# START OF Data entries

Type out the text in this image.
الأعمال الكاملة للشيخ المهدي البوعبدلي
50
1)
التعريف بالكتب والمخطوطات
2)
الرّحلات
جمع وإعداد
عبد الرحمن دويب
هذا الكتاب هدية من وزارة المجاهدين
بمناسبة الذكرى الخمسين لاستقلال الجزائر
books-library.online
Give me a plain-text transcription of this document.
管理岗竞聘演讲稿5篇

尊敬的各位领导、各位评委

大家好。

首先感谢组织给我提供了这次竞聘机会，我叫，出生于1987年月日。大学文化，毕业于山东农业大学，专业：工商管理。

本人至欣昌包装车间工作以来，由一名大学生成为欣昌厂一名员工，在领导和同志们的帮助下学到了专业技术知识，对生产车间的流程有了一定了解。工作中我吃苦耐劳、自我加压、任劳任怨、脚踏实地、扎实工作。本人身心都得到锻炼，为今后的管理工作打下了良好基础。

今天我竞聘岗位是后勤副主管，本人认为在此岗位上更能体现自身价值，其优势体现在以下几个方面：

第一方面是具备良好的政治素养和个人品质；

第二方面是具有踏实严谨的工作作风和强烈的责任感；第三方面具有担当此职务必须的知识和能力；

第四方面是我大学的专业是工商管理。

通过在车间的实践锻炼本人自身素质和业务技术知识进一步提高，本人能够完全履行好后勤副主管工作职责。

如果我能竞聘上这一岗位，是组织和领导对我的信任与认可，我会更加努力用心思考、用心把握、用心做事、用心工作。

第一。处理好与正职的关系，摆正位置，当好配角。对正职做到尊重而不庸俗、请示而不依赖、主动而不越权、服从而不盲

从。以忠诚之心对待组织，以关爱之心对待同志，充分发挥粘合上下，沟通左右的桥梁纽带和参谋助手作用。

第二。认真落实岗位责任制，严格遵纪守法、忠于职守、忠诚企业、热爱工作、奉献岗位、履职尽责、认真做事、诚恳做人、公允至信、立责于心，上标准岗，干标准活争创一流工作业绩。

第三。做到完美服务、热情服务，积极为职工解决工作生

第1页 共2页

# END OF Data entries

▶ Prompt
Lines containing the string "text" are to be selected and copied.

▶ Solution
Type out the text in this image.
Give me a plain-text transcription of this document.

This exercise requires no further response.